## Quesiti
[1] Rispondi alle seguenti domande sul brano sulla formazione degli operatori.
(a) Come si chiamano i due allievi-operatori di cui il brano riporta le parole?
(b) Quale titolo dà Alessandro alle parole che condivide?
(c) Quale era il tema del laboratorio esperienziale?
[2] Trascrivi parola per parola il tratto del brano sulla formazione degli operatori che va da "C’era in quelle" fino a "aveva messo dentro.".

## Brano fornito
========================

Qui generalmente gli operatori portano le loro testimonianze legate all’attività in carcere. Ci fa piacere però oggi dare spazio in questa rubrica alle parole di due allievi-operatori a mo’ di incoraggiamento e di ulteriore benvenuto -a loro e a tutti- perché davvero il viaggio più intenso sta per cominciare.
Alessandro Chiarelli e Miriam Lippolis ci hanno raccontato come è stata per loro la conclusione del percorso di formazione in presenza che vedrà -a giorni- la prosecuzione con l’inizio del tirocinio in carcere.
Per tutti gli allievi-operatori l’augurio per nuovi in intensi passi nel percorso!

Alessandro ci condivide queste parole che intitola Il Mare
La formazione che mi ha reso un operatore di Liberation Prison Project si è conclusa salendo su un barcone disegnato sul pavimento, assieme ai miei compagni di corso. Era un barcone piccolo per accoglierci tutti e allora abbiamo dovuto stringerci, ammassarci, stiparci uno a fianco all’altro. Se qualcuno, specie quelli finiti al centro della barca, non aveva dove stendere le gambe, negoziava lo spazio con quelli a lato, che si facevano in là. Ognuno offriva e chiedeva appoggio e sostegno nello stesso istante, perché la navigazione in uno spazio tanto angusto richiede di essere una cosa che si muove al ritmo stesso delle onde, in armonia con il respiro del mare.
Dicevo a me stesso; impara a fluire, “impara a navigare nel mare agitato delle tue emozioni”.
“Guarda gli altri”, mi sono detto, “anche loro fluiscono, si tengono a qualcuno e a qualcuno offrono appiglio, non è questa forse la condizione di ogni essere umano?”.
Lo era più che mai lì, perché il barcone navigava sul mare delle nostre vite passate.
Sotto di noi, le onde erano quelle dei nostri ricordi, nostri di operatori in formazione, che nei giorni precedenti avevamo trascritto su migliaia di fogli di carta, appiccicati sul pavimento, le perdite che la vita ci ha inflitto, i dolori, i rimpianti, i nodi che non abbiamo saputo sciogliere.
C’era, in quel pavimento-mare, tutto quello che nella vita di ognuno di noi non tornava, tutto quello che non sarebbe più tornato.
C’era in quelle onde tutto quello che era scomparso, trasformato in una delle sue possibilità: qualcosa era fiorito, qualcosa era appassito, qualcosa era stato reciso.
Un mare, che a immaginarlo, era oscuro, pericoloso e agitato, proprio perché mosso dal dolore che ognuno di noi ci aveva messo dentro.
La perdita; era questo il tema del laboratorio esperienziale.
Oltre ai ricordi lasciati sul pavimento-mare, altri ne apparivano di continuo nella mia mente. Era come se si fosse aperta una botola e i ricordi potessero fluire liberamente, finalmente liberi di tornare vivi, nel presente, con la loro emozione originaria.
Nella mia vita precedente avevo a che fare con i barconi colmi di persone.

========================

[Elenchi delle voci di impaginazione riquadrate]
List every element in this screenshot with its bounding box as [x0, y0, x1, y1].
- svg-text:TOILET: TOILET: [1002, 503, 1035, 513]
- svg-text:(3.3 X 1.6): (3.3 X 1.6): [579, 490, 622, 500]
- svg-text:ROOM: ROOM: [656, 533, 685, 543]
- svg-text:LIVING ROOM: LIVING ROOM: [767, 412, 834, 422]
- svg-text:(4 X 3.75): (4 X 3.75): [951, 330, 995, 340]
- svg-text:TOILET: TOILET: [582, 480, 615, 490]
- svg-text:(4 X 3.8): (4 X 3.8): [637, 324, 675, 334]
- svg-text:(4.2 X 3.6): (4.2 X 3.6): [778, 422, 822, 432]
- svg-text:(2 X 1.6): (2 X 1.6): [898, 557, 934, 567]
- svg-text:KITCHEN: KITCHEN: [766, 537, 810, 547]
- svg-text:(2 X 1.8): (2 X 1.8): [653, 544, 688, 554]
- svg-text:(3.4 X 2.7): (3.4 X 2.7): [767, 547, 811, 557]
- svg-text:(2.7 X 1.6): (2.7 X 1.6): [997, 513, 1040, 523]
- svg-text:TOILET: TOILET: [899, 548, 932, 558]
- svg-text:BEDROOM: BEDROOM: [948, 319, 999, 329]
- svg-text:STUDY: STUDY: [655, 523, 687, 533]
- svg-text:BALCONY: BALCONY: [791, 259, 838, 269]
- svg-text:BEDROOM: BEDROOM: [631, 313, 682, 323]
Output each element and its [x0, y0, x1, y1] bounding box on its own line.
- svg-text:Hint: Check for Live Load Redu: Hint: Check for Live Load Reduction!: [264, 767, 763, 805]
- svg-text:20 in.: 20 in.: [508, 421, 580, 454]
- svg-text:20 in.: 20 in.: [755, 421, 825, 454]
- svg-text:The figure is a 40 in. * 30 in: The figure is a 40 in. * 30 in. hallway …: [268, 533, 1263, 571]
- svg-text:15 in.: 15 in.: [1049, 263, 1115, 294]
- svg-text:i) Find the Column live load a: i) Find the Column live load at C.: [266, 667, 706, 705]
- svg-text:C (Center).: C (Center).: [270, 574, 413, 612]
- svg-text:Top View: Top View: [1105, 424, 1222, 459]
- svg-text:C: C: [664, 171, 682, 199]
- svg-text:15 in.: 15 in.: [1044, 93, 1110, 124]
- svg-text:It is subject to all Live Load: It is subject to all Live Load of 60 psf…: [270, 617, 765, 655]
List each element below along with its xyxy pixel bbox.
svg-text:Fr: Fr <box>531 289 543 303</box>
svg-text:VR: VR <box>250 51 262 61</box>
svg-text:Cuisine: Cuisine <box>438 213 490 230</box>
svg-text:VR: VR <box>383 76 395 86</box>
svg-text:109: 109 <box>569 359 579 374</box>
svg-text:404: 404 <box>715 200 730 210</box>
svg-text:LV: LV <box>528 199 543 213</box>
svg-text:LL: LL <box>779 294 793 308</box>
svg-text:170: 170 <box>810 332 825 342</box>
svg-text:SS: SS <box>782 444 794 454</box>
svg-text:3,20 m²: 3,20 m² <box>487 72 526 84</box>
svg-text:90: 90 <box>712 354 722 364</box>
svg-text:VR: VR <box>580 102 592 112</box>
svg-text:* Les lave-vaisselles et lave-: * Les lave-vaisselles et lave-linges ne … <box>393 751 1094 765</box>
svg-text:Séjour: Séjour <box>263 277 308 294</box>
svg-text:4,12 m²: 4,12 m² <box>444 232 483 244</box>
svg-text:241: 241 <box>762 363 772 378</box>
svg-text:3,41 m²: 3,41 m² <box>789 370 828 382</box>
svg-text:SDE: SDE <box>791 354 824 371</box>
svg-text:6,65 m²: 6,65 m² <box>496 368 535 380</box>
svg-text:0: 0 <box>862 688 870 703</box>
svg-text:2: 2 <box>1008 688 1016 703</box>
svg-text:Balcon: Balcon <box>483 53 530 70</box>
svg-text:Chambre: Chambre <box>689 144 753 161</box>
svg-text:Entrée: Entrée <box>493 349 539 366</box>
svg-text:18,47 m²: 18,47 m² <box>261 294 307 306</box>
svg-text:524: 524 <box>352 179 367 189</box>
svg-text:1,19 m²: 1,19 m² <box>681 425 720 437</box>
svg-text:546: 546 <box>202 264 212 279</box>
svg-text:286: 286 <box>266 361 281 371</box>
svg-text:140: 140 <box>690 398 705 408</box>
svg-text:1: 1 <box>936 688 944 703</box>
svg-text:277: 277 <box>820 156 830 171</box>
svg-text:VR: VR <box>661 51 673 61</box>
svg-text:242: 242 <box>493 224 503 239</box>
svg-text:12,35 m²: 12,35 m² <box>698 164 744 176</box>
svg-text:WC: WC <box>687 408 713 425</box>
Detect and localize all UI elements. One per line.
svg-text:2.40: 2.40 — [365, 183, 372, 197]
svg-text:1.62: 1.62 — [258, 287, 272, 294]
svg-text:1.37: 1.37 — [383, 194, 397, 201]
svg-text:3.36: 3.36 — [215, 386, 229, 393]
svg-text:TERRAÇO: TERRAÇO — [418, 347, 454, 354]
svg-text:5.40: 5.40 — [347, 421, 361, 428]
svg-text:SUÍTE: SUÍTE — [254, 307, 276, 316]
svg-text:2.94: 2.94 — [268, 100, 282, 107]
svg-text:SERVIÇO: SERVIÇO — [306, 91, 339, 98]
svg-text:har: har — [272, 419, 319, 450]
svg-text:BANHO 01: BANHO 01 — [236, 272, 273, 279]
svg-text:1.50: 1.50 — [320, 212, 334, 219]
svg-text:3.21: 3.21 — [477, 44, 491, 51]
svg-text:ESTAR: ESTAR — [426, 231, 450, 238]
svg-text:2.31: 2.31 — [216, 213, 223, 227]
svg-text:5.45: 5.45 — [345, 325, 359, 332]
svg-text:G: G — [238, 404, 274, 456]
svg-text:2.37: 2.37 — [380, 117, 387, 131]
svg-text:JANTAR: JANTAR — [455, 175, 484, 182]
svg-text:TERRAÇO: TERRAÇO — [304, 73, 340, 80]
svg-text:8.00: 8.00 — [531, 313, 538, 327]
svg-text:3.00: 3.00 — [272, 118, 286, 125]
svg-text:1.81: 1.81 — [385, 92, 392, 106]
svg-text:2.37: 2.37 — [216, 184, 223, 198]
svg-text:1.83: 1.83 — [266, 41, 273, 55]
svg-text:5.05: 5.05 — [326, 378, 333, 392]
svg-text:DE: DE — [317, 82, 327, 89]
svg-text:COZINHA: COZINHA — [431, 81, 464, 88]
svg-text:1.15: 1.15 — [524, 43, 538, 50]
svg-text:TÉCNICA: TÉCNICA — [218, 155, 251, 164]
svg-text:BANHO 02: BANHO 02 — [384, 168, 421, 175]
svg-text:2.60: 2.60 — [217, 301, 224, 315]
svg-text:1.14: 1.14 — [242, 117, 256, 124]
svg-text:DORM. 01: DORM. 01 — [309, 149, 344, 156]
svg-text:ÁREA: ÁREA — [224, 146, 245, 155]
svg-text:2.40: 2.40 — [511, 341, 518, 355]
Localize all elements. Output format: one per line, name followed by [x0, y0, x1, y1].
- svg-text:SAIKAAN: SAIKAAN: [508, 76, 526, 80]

========================

## Risposte per quesito
[1]
(a) Alessandro Chiarelli e Miriam Lippolis.
(b) Il Mare.
(c) La perdita.

[2]
C’era in quelle onde tutto quello che era scomparso, trasformato in una delle sue possibilità: qualcosa era fiorito, qualcosa era appassito, qualcosa era stato reciso.
Un mare, che a immaginarlo, era oscuro, pericoloso e agitato, proprio perché mosso dal dolore che ognuno di noi ci aveva messo dentro.